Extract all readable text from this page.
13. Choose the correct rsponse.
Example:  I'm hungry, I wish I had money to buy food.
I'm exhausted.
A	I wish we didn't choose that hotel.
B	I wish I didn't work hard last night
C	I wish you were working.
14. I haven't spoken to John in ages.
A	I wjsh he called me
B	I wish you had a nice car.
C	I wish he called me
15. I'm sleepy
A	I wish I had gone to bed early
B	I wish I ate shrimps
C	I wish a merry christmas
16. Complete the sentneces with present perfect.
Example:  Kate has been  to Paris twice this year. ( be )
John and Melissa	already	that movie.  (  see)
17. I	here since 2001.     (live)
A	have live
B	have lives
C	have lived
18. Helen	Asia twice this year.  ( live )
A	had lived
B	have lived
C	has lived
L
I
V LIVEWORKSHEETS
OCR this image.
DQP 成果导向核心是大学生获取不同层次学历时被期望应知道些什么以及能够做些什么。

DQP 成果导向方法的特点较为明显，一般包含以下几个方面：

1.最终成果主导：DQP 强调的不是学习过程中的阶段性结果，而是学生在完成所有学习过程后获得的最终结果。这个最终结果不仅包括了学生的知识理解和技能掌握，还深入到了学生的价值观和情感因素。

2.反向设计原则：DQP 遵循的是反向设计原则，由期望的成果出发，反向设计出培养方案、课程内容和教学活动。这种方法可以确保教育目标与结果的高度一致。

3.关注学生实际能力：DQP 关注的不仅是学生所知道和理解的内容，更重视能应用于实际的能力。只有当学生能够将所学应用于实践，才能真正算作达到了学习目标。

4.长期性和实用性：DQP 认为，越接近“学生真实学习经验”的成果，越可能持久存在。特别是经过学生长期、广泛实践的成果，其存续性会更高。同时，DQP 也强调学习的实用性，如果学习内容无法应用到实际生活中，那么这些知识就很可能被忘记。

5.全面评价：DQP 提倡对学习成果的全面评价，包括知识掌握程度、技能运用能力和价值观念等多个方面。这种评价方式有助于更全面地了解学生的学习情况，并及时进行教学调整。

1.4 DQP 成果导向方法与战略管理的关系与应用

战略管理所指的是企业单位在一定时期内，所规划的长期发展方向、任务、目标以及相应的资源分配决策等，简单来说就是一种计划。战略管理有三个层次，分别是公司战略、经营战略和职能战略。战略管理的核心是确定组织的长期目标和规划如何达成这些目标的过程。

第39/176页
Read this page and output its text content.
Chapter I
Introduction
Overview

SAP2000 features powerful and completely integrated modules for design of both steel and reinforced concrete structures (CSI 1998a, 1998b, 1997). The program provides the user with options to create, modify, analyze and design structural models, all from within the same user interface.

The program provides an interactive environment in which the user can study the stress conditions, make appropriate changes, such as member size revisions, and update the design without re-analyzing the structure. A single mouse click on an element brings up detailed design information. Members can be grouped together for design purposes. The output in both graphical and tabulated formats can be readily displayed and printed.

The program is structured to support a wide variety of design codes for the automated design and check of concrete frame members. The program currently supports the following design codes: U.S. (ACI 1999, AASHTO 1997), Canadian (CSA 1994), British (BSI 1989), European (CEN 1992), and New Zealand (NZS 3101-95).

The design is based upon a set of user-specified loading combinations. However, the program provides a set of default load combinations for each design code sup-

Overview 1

# # # # # # #

== Task details ==
Output the listing above without altering a single character.

== Reply ==
Extract all readable text from this page.
13. Choose the correct rsponse.
Example:  I'm hungry, I wish I had money to buy food.
I'm exhausted.
A	I wish we didn't choose that hotel.
B	I wish I didn't work hard last night
C	I wish you were working.
14. I haven't spoken to John in ages.
A	I wjsh he called me
B	I wish you had a nice car.
C	I wish he called me
15. I'm sleepy
A	I wish I had gone to bed early
B	I wish I ate shrimps
C	I wish a merry christmas
16. Complete the sentneces with present perfect.
Example:  Kate has been  to Paris twice this year. ( be )
John and Melissa	already	that movie.  (  see)
17. I	here since 2001.     (live)
A	have live
B	have lives
C	have lived
18. Helen	Asia twice this year.  ( live )
A	had lived
B	have lived
C	has lived
L
I
V LIVEWORKSHEETS
OCR this image.
DQP 成果导向核心是大学生获取不同层次学历时被期望应知道些什么以及能够做些什么。

DQP 成果导向方法的特点较为明显，一般包含以下几个方面：

1.最终成果主导：DQP 强调的不是学习过程中的阶段性结果，而是学生在完成所有学习过程后获得的最终结果。这个最终结果不仅包括了学生的知识理解和技能掌握，还深入到了学生的价值观和情感因素。

2.反向设计原则：DQP 遵循的是反向设计原则，由期望的成果出发，反向设计出培养方案、课程内容和教学活动。这种方法可以确保教育目标与结果的高度一致。

3.关注学生实际能力：DQP 关注的不仅是学生所知道和理解的内容，更重视能应用于实际的能力。只有当学生能够将所学应用于实践，才能真正算作达到了学习目标。

4.长期性和实用性：DQP 认为，越接近“学生真实学习经验”的成果，越可能持久存在。特别是经过学生长期、广泛实践的成果，其存续性会更高。同时，DQP 也强调学习的实用性，如果学习内容无法应用到实际生活中，那么这些知识就很可能被忘记。

5.全面评价：DQP 提倡对学习成果的全面评价，包括知识掌握程度、技能运用能力和价值观念等多个方面。这种评价方式有助于更全面地了解学生的学习情况，并及时进行教学调整。

1.4 DQP 成果导向方法与战略管理的关系与应用

战略管理所指的是企业单位在一定时期内，所规划的长期发展方向、任务、目标以及相应的资源分配决策等，简单来说就是一种计划。战略管理有三个层次，分别是公司战略、经营战略和职能战略。战略管理的核心是确定组织的长期目标和规划如何达成这些目标的过程。

第39/176页
Read this page and output its text content.
Chapter I
Introduction
Overview

SAP2000 features powerful and completely integrated modules for design of both steel and reinforced concrete structures (CSI 1998a, 1998b, 1997). The program provides the user with options to create, modify, analyze and design structural models, all from within the same user interface.

The program provides an interactive environment in which the user can study the stress conditions, make appropriate changes, such as member size revisions, and update the design without re-analyzing the structure. A single mouse click on an element brings up detailed design information. Members can be grouped together for design purposes. The output in both graphical and tabulated formats can be readily displayed and printed.

The program is structured to support a wide variety of design codes for the automated design and check of concrete frame members. The program currently supports the following design codes: U.S. (ACI 1999, AASHTO 1997), Canadian (CSA 1994), British (BSI 1989), European (CEN 1992), and New Zealand (NZS 3101-95).

The design is based upon a set of user-specified loading combinations. However, the program provides a set of default load combinations for each design code sup-

Overview 1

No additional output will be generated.